● SET PROBLEM: Give the data again, word for word.

● EXTRACTED INFORMATION:
^^^^

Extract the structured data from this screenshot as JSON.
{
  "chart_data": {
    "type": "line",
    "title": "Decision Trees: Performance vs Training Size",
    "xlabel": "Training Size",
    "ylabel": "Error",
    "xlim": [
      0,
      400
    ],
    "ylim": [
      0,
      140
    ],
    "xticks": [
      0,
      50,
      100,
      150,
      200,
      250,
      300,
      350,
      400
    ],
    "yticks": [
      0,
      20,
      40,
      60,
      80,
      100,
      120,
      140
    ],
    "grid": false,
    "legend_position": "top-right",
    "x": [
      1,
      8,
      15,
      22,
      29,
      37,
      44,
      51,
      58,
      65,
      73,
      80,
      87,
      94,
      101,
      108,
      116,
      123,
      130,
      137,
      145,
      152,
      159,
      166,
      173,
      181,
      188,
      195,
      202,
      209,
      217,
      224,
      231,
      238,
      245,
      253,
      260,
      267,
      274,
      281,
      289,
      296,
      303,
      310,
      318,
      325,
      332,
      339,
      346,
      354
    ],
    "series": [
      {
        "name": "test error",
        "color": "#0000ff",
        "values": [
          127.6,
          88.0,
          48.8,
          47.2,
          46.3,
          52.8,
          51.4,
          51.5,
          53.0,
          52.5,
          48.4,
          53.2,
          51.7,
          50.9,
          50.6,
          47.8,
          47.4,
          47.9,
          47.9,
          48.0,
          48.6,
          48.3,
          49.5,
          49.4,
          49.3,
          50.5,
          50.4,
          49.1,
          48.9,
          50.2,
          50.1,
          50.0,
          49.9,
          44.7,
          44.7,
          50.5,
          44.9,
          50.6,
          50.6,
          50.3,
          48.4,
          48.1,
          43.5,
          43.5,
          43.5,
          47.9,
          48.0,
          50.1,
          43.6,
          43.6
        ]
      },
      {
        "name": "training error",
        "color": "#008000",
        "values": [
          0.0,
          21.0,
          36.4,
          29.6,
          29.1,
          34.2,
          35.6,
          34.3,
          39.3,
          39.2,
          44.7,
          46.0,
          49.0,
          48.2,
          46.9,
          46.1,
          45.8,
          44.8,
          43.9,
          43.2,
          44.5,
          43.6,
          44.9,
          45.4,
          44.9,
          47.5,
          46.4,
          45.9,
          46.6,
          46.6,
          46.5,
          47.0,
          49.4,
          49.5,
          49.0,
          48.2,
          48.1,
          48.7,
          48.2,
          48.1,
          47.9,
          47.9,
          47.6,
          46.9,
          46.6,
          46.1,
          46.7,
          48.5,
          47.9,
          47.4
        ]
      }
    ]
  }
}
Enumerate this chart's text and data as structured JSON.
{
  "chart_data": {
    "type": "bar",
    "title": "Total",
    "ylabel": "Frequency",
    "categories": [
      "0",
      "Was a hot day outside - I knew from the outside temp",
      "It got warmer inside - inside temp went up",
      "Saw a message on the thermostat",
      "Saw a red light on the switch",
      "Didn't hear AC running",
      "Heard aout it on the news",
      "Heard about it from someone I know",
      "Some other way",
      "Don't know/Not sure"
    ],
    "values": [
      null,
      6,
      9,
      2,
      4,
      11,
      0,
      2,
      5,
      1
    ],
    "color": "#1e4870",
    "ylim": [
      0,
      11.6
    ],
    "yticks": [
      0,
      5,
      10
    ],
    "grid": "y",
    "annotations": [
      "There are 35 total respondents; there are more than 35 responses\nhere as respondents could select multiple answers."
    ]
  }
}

^^^^

● THE OUTPUT:
Extract the structured data from this screenshot as JSON.
{
  "chart_data": {
    "type": "line",
    "title": "Decision Trees: Performance vs Training Size",
    "xlabel": "Training Size",
    "ylabel": "Error",
    "xlim": [
      0,
      400
    ],
    "ylim": [
      0,
      140
    ],
    "xticks": [
      0,
      50,
      100,
      150,
      200,
      250,
      300,
      350,
      400
    ],
    "yticks": [
      0,
      20,
      40,
      60,
      80,
      100,
      120,
      140
    ],
    "grid": false,
    "legend_position": "top-right",
    "x": [
      1,
      8,
      15,
      22,
      29,
      37,
      44,
      51,
      58,
      65,
      73,
      80,
      87,
      94,
      101,
      108,
      116,
      123,
      130,
      137,
      145,
      152,
      159,
      166,
      173,
      181,
      188,
      195,
      202,
      209,
      217,
      224,
      231,
      238,
      245,
      253,
      260,
      267,
      274,
      281,
      289,
      296,
      303,
      310,
      318,
      325,
      332,
      339,
      346,
      354
    ],
    "series": [
      {
        "name": "test error",
        "color": "#0000ff",
        "values": [
          127.6,
          88.0,
          48.8,
          47.2,
          46.3,
          52.8,
          51.4,
          51.5,
          53.0,
          52.5,
          48.4,
          53.2,
          51.7,
          50.9,
          50.6,
          47.8,
          47.4,
          47.9,
          47.9,
          48.0,
          48.6,
          48.3,
          49.5,
          49.4,
          49.3,
          50.5,
          50.4,
          49.1,
          48.9,
          50.2,
          50.1,
          50.0,
          49.9,
          44.7,
          44.7,
          50.5,
          44.9,
          50.6,
          50.6,
          50.3,
          48.4,
          48.1,
          43.5,
          43.5,
          43.5,
          47.9,
          48.0,
          50.1,
          43.6,
          43.6
        ]
      },
      {
        "name": "training error",
        "color": "#008000",
        "values": [
          0.0,
          21.0,
          36.4,
          29.6,
          29.1,
          34.2,
          35.6,
          34.3,
          39.3,
          39.2,
          44.7,
          46.0,
          49.0,
          48.2,
          46.9,
          46.1,
          45.8,
          44.8,
          43.9,
          43.2,
          44.5,
          43.6,
          44.9,
          45.4,
          44.9,
          47.5,
          46.4,
          45.9,
          46.6,
          46.6,
          46.5,
          47.0,
          49.4,
          49.5,
          49.0,
          48.2,
          48.1,
          48.7,
          48.2,
          48.1,
          47.9,
          47.9,
          47.6,
          46.9,
          46.6,
          46.1,
          46.7,
          48.5,
          47.9,
          47.4
        ]
      }
    ]
  }
}
Enumerate this chart's text and data as structured JSON.
{
  "chart_data": {
    "type": "bar",
    "title": "Total",
    "ylabel": "Frequency",
    "categories": [
      "0",
      "Was a hot day outside - I knew from the outside temp",
      "It got warmer inside - inside temp went up",
      "Saw a message on the thermostat",
      "Saw a red light on the switch",
      "Didn't hear AC running",
      "Heard aout it on the news",
      "Heard about it from someone I know",
      "Some other way",
      "Don't know/Not sure"
    ],
    "values": [
      null,
      6,
      9,
      2,
      4,
      11,
      0,
      2,
      5,
      1
    ],
    "color": "#1e4870",
    "ylim": [
      0,
      11.6
    ],
    "yticks": [
      0,
      5,
      10
    ],
    "grid": "y",
    "annotations": [
      "There are 35 total respondents; there are more than 35 responses\nhere as respondents could select multiple answers."
    ]
  }
}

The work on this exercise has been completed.